§ Input rows:
## BEGIN

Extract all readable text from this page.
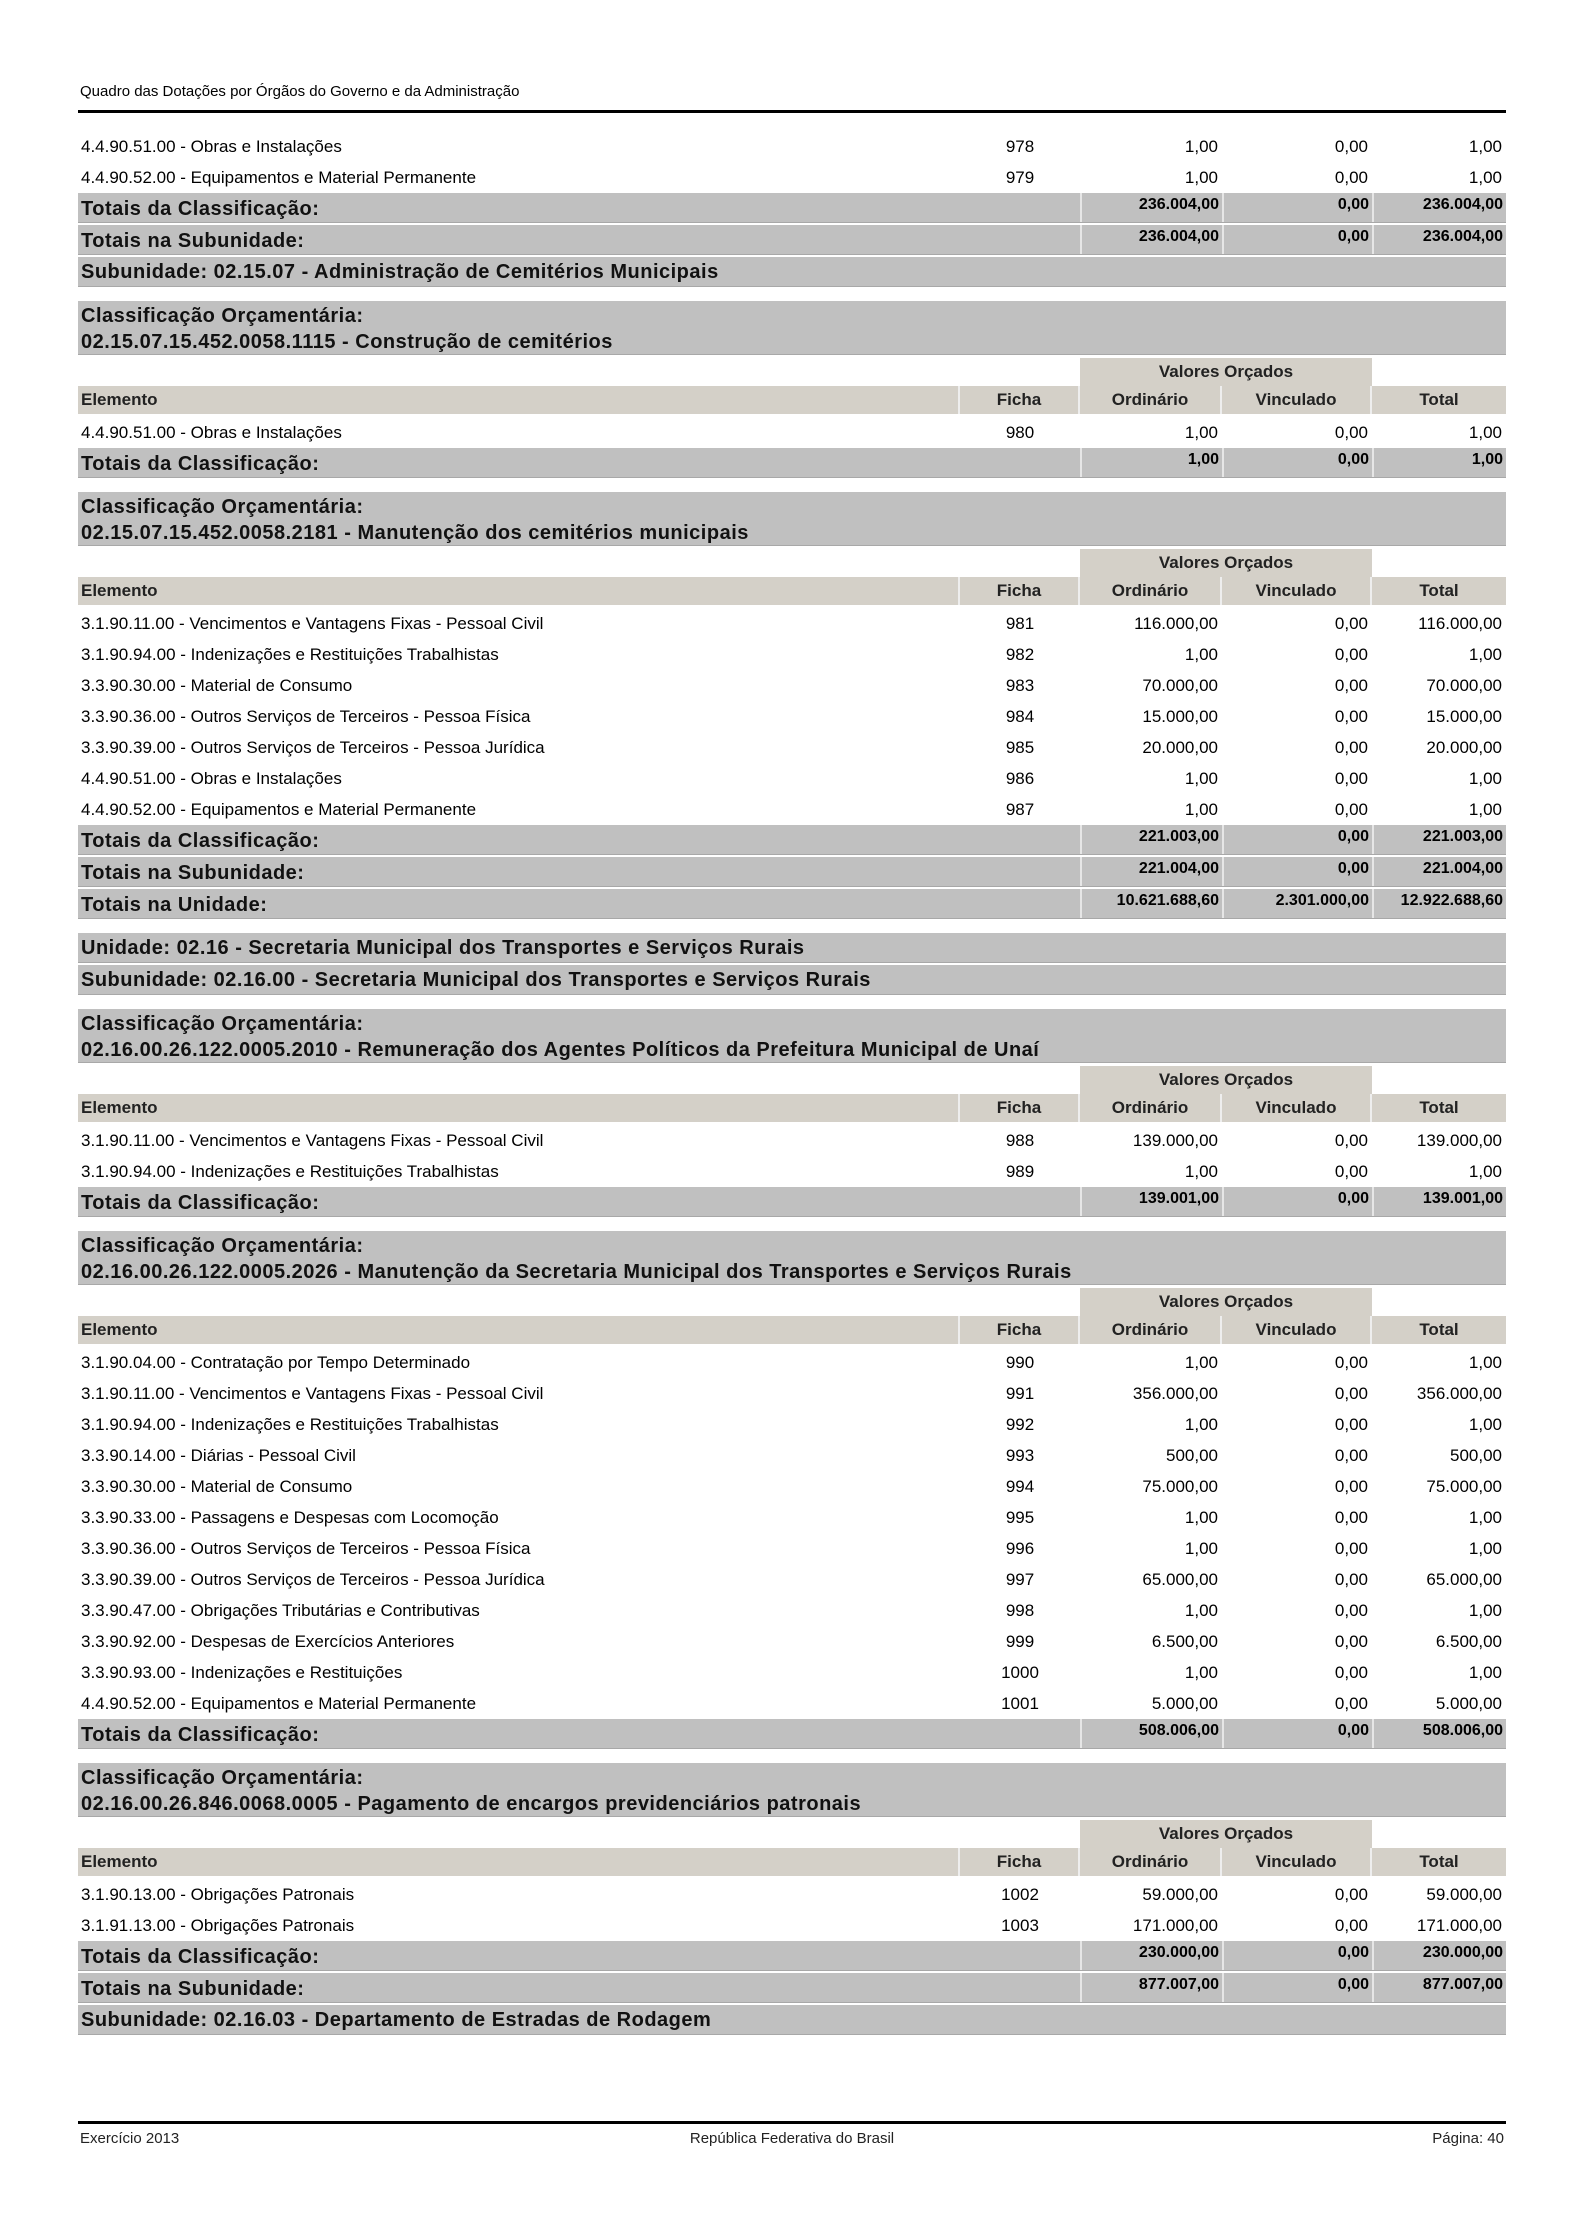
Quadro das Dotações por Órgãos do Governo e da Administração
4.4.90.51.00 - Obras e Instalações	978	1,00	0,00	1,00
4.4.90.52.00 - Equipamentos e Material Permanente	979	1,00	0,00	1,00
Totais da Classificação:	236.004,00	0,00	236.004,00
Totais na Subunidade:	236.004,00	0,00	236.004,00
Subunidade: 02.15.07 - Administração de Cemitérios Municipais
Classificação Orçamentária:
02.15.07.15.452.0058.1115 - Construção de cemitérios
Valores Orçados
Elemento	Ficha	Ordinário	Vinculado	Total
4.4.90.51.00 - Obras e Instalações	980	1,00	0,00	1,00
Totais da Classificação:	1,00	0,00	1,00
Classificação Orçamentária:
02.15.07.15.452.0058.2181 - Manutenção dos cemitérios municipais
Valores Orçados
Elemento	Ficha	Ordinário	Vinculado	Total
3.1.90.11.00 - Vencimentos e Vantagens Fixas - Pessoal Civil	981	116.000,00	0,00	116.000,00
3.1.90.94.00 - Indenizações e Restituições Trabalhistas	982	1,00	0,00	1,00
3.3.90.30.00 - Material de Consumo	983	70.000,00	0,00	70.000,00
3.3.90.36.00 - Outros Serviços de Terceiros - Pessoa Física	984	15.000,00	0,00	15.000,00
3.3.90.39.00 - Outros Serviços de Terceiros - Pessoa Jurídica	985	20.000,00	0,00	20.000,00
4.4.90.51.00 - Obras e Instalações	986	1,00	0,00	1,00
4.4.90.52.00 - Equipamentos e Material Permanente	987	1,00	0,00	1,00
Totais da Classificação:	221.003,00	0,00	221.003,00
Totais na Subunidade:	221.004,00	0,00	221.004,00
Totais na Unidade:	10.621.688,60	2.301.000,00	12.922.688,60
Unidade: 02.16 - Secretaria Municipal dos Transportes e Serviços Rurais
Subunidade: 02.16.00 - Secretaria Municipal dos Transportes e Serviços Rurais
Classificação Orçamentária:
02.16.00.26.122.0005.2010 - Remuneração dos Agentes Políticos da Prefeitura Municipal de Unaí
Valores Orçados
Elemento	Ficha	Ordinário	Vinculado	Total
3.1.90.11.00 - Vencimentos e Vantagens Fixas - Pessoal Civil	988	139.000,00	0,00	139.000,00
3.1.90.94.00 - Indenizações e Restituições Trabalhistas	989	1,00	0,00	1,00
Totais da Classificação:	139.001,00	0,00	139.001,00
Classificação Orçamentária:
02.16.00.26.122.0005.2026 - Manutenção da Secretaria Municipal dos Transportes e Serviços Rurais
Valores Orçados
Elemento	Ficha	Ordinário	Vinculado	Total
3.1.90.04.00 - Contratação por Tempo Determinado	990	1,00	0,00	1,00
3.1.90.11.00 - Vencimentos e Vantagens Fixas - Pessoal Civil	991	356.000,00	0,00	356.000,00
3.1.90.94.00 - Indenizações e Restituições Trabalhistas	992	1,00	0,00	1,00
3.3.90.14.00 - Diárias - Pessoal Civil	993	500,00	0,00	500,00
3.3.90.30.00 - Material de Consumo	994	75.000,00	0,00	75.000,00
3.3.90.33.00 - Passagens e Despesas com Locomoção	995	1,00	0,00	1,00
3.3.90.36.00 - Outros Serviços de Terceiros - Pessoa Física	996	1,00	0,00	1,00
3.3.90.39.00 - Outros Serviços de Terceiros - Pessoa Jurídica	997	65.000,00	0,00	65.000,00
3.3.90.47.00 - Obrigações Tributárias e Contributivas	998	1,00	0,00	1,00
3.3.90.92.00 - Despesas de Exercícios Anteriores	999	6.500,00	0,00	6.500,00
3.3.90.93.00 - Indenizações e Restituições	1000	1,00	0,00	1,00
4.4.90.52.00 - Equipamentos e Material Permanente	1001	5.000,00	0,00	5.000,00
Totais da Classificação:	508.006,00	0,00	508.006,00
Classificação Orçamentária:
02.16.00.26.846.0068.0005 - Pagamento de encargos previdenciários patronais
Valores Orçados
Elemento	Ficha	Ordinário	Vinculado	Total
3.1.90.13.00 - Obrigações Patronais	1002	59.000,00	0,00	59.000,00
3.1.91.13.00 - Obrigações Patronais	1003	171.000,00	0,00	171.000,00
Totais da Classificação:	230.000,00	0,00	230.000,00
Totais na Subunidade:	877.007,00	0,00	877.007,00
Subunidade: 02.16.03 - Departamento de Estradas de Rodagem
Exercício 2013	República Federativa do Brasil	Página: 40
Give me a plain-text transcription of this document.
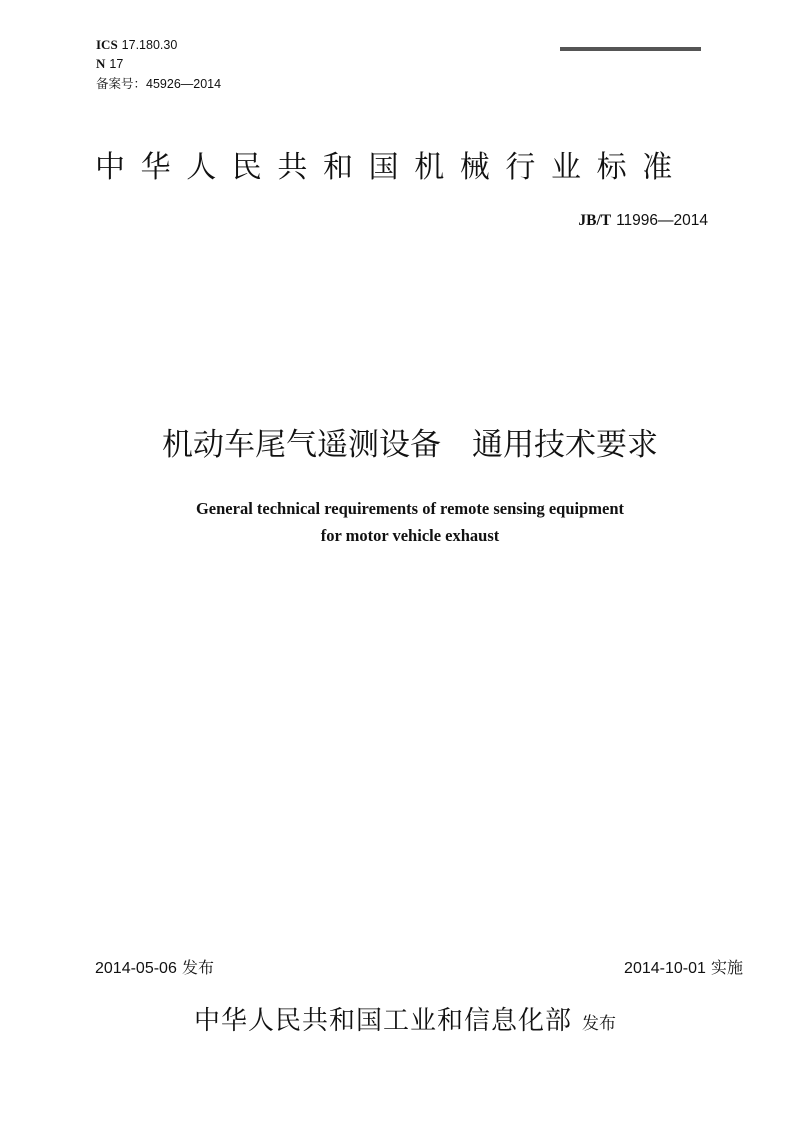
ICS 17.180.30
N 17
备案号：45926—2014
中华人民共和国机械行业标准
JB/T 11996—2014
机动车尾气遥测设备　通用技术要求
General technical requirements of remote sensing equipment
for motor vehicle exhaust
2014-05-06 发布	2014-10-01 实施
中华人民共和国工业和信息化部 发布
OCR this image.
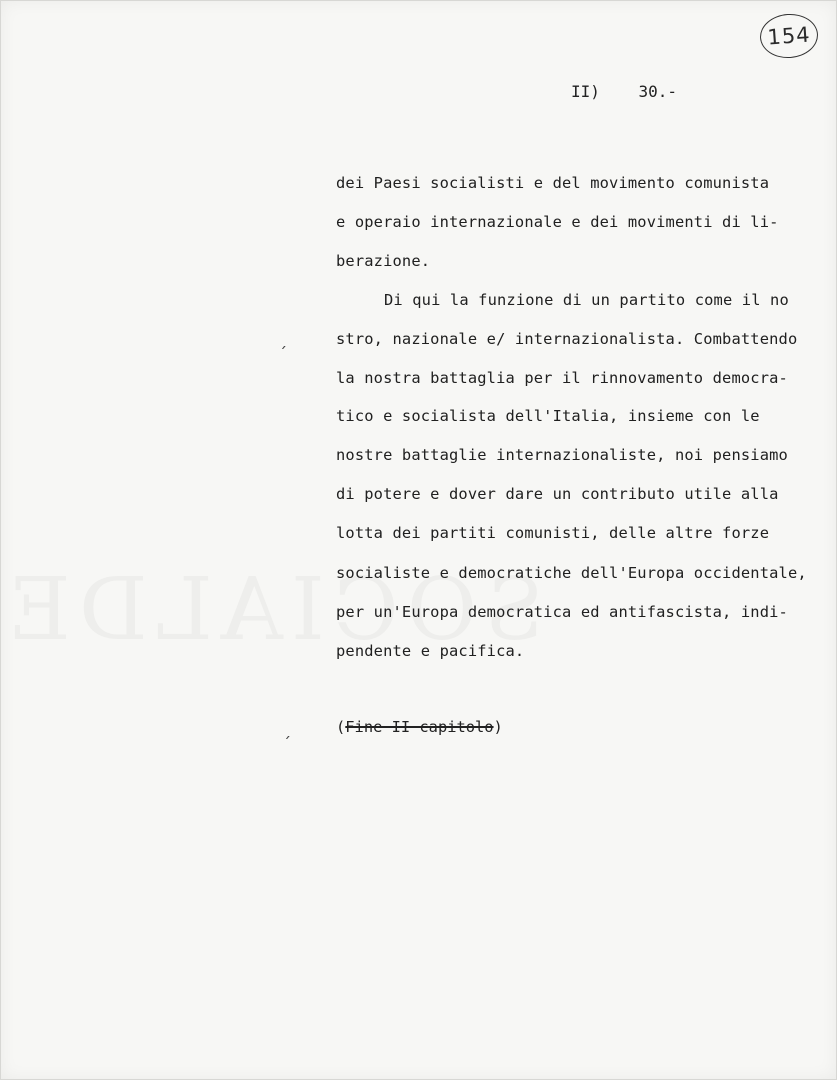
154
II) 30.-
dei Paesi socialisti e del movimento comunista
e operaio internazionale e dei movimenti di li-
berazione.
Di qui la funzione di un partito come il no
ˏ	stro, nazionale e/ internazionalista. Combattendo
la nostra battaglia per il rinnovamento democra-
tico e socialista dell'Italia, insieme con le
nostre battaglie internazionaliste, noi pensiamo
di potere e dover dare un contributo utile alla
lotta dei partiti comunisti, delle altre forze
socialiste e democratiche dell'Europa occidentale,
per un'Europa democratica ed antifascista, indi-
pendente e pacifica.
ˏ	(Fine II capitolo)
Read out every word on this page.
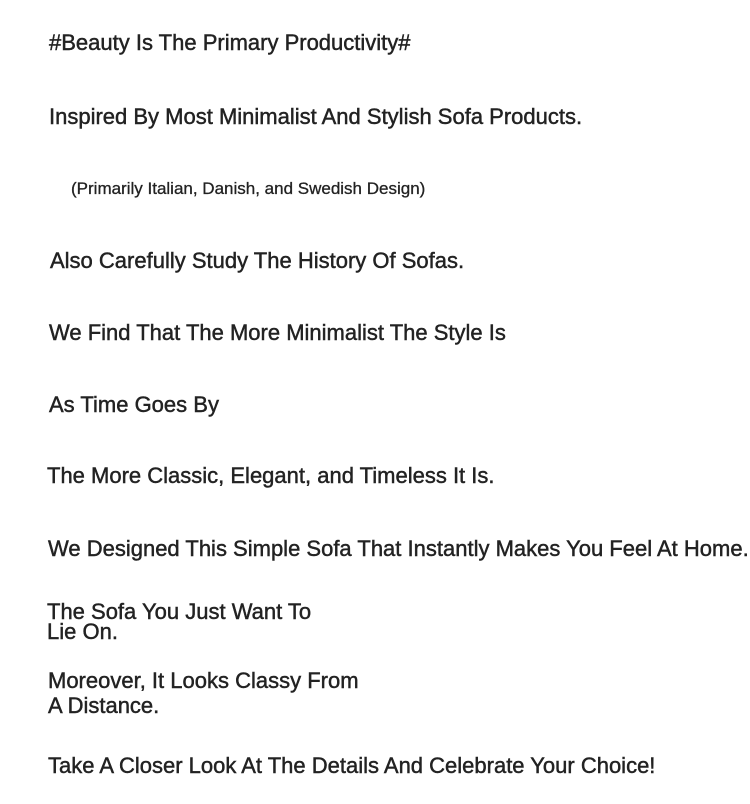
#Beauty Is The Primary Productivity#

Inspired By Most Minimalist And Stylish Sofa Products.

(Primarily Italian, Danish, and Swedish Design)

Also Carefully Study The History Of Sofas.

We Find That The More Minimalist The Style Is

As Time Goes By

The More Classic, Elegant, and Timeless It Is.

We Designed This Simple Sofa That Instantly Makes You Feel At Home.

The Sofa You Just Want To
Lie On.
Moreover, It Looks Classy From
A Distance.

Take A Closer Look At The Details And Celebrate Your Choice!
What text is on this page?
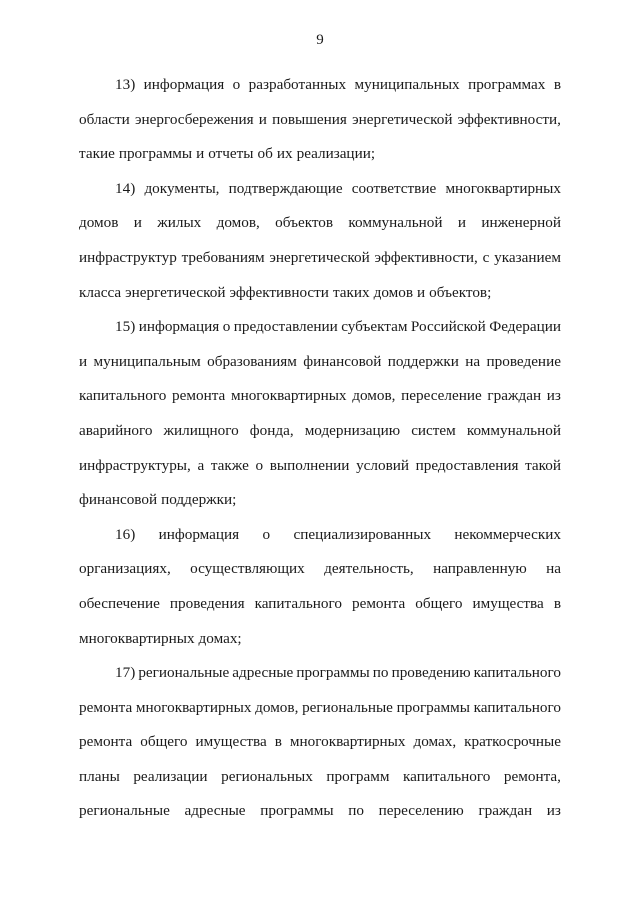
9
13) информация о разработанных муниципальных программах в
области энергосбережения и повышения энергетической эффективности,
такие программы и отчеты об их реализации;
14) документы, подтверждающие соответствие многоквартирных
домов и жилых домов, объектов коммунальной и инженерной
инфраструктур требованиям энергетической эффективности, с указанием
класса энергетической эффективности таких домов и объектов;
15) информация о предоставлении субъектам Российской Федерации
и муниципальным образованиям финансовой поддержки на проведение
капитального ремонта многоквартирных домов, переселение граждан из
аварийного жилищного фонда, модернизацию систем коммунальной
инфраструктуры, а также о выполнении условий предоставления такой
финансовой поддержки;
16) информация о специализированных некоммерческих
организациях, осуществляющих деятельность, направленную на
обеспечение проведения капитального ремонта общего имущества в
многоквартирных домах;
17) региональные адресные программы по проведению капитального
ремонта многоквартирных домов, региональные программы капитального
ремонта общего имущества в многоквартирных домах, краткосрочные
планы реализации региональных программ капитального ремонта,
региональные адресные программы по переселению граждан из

## END

Repeat the lines from the line containing "What text is on this page?" through the end of the material above exactly, with no pictures and nothing else.

§ Correct answer:
What text is on this page?
9
13) информация о разработанных муниципальных программах в
области энергосбережения и повышения энергетической эффективности,
такие программы и отчеты об их реализации;
14) документы, подтверждающие соответствие многоквартирных
домов и жилых домов, объектов коммунальной и инженерной
инфраструктур требованиям энергетической эффективности, с указанием
класса энергетической эффективности таких домов и объектов;
15) информация о предоставлении субъектам Российской Федерации
и муниципальным образованиям финансовой поддержки на проведение
капитального ремонта многоквартирных домов, переселение граждан из
аварийного жилищного фонда, модернизацию систем коммунальной
инфраструктуры, а также о выполнении условий предоставления такой
финансовой поддержки;
16) информация о специализированных некоммерческих
организациях, осуществляющих деятельность, направленную на
обеспечение проведения капитального ремонта общего имущества в
многоквартирных домах;
17) региональные адресные программы по проведению капитального
ремонта многоквартирных домов, региональные программы капитального
ремонта общего имущества в многоквартирных домах, краткосрочные
планы реализации региональных программ капитального ремонта,
региональные адресные программы по переселению граждан из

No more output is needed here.